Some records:
*-*-*
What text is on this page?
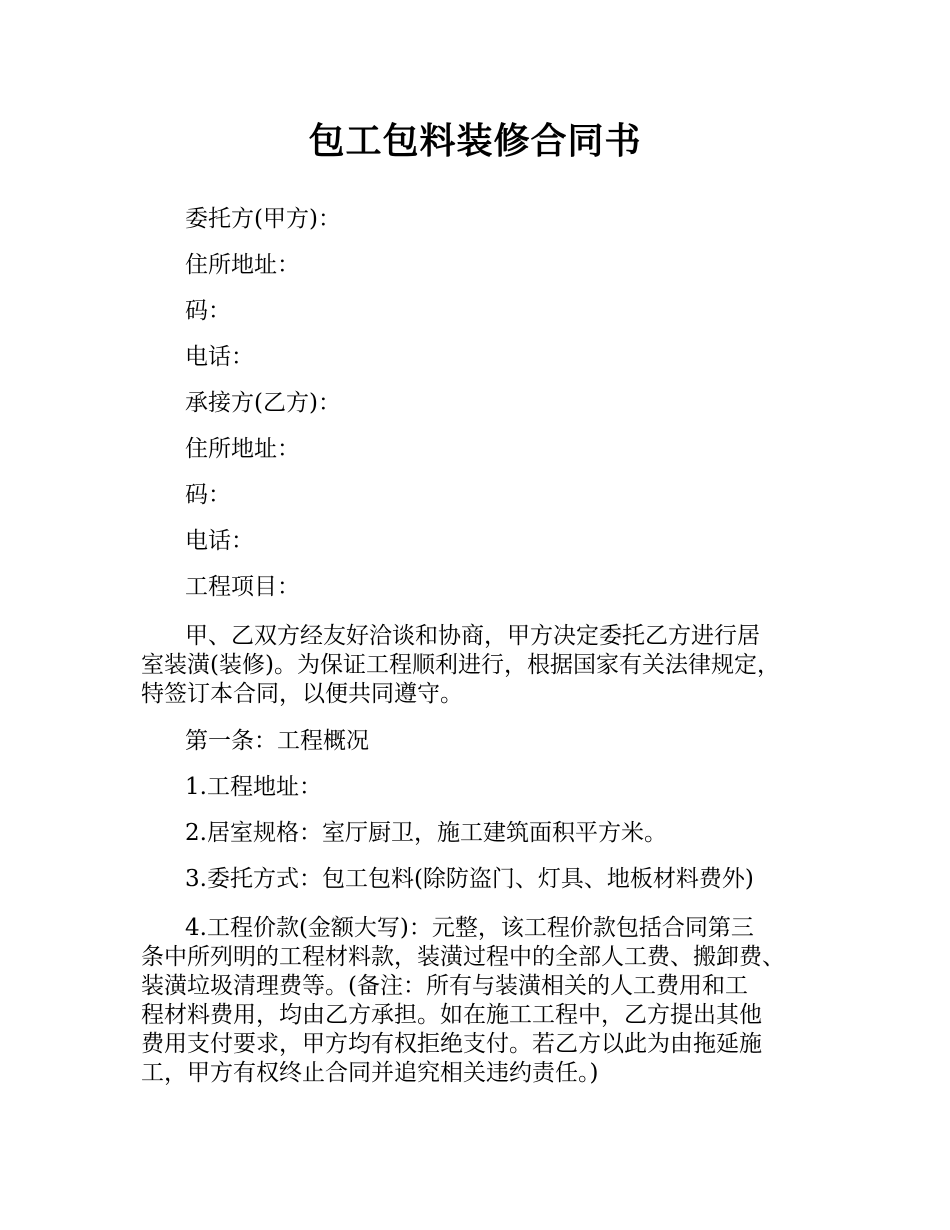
包工包料装修合同书
委托方(甲方)：
住所地址：
码：
电话：
承接方(乙方)：
住所地址：
码：
电话：
工程项目：
甲、乙双方经友好洽谈和协商，甲方决定委托乙方进行居
室装潢(装修)。为保证工程顺利进行，根据国家有关法律规定，
特签订本合同，以便共同遵守。
第一条：工程概况
1.工程地址：
2.居室规格：室厅厨卫，施工建筑面积平方米。
3.委托方式：包工包料(除防盗门、灯具、地板材料费外)
4.工程价款(金额大写)：元整，该工程价款包括合同第三
条中所列明的工程材料款，装潢过程中的全部人工费、搬卸费、
装潢垃圾清理费等。(备注：所有与装潢相关的人工费用和工
程材料费用，均由乙方承担。如在施工工程中，乙方提出其他
费用支付要求，甲方均有权拒绝支付。若乙方以此为由拖延施
工，甲方有权终止合同并追究相关违约责任。)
*-*-*
■ Task to carry out: All of the material above should be reproduced exactly, except the pictures.

■ Finished task:
What text is on this page?
包工包料装修合同书
委托方(甲方)：
住所地址：
码：
电话：
承接方(乙方)：
住所地址：
码：
电话：
工程项目：
甲、乙双方经友好洽谈和协商，甲方决定委托乙方进行居
室装潢(装修)。为保证工程顺利进行，根据国家有关法律规定，
特签订本合同，以便共同遵守。
第一条：工程概况
1.工程地址：
2.居室规格：室厅厨卫，施工建筑面积平方米。
3.委托方式：包工包料(除防盗门、灯具、地板材料费外)
4.工程价款(金额大写)：元整，该工程价款包括合同第三
条中所列明的工程材料款，装潢过程中的全部人工费、搬卸费、
装潢垃圾清理费等。(备注：所有与装潢相关的人工费用和工
程材料费用，均由乙方承担。如在施工工程中，乙方提出其他
费用支付要求，甲方均有权拒绝支付。若乙方以此为由拖延施
工，甲方有权终止合同并追究相关违约责任。)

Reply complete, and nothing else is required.